Locate the word "Adobe" in the material, then show every line that holds it.

[START]

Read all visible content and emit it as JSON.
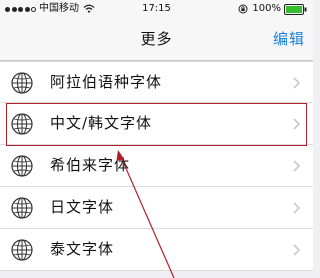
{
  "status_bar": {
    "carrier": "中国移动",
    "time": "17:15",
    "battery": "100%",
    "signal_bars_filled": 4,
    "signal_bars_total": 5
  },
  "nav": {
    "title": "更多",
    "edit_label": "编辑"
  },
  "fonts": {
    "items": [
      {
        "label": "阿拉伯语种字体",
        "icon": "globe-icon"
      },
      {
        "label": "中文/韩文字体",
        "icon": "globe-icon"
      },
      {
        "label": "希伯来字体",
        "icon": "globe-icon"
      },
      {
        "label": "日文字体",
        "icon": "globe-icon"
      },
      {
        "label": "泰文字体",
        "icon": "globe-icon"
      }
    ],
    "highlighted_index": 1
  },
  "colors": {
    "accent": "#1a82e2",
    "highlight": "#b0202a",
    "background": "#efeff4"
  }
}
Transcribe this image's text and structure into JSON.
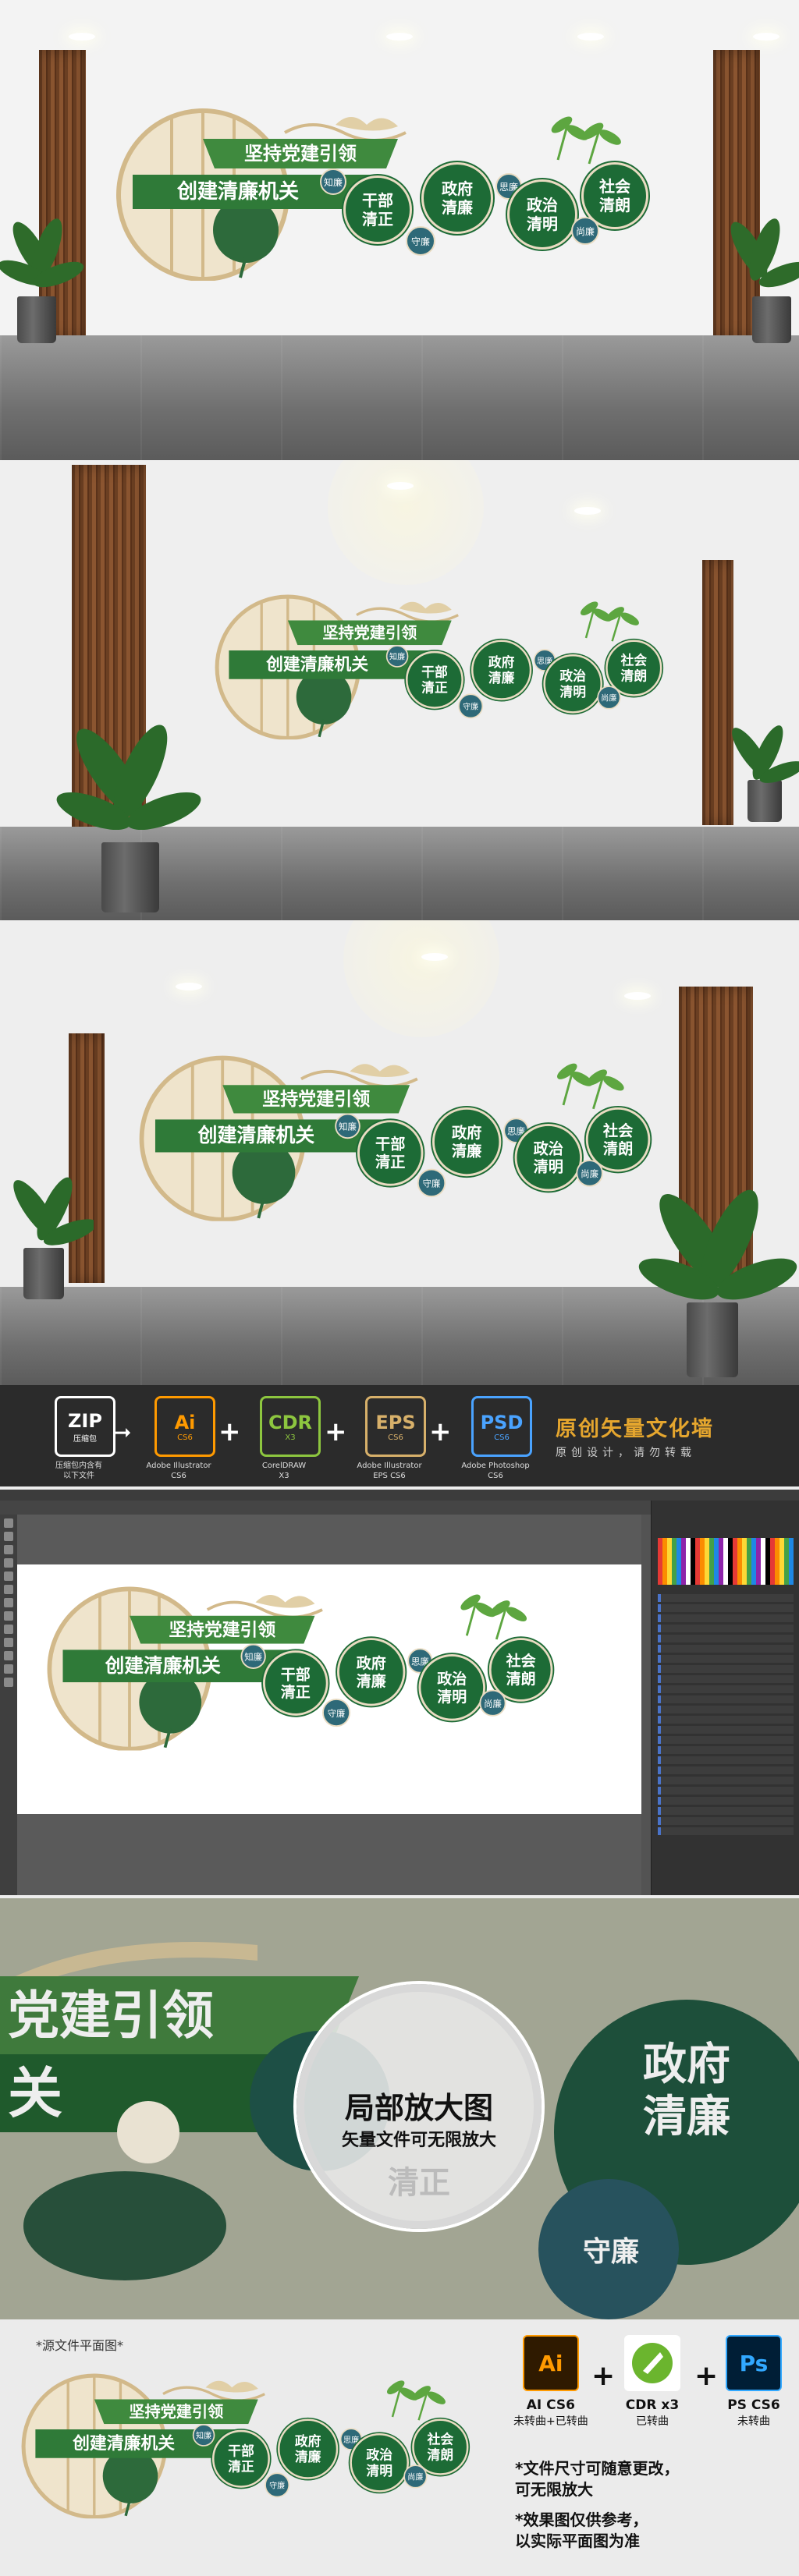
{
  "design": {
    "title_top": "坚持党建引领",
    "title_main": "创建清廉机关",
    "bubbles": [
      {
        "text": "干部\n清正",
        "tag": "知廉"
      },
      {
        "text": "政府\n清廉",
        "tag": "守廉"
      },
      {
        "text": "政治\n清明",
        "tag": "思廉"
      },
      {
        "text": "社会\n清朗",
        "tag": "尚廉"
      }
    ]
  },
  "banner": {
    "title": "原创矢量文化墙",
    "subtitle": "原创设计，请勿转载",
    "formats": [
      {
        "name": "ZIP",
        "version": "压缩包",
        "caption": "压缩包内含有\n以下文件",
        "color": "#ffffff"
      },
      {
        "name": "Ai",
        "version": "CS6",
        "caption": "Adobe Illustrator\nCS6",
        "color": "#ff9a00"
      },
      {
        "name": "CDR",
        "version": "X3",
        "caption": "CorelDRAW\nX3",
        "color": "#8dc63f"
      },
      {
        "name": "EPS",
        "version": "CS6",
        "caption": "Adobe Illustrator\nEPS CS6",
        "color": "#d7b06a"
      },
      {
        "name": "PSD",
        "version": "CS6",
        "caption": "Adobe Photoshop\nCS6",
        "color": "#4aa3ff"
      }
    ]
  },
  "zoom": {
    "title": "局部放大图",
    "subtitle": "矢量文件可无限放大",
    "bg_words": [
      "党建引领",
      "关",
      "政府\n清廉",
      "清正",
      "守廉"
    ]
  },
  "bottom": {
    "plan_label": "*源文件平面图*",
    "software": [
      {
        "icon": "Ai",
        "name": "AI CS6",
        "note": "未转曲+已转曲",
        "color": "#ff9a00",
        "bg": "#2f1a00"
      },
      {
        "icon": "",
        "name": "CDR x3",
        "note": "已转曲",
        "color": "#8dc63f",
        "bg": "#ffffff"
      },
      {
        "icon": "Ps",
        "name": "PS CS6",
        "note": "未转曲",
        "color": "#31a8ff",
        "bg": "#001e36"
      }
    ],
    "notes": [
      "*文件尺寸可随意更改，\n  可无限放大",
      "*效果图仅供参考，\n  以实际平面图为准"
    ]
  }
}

[END]

● Result of the exercise:
        "caption": "Adobe Illustrator\nCS6",
        "caption": "Adobe Illustrator\nEPS CS6",
        "caption": "Adobe Photoshop\nCS6",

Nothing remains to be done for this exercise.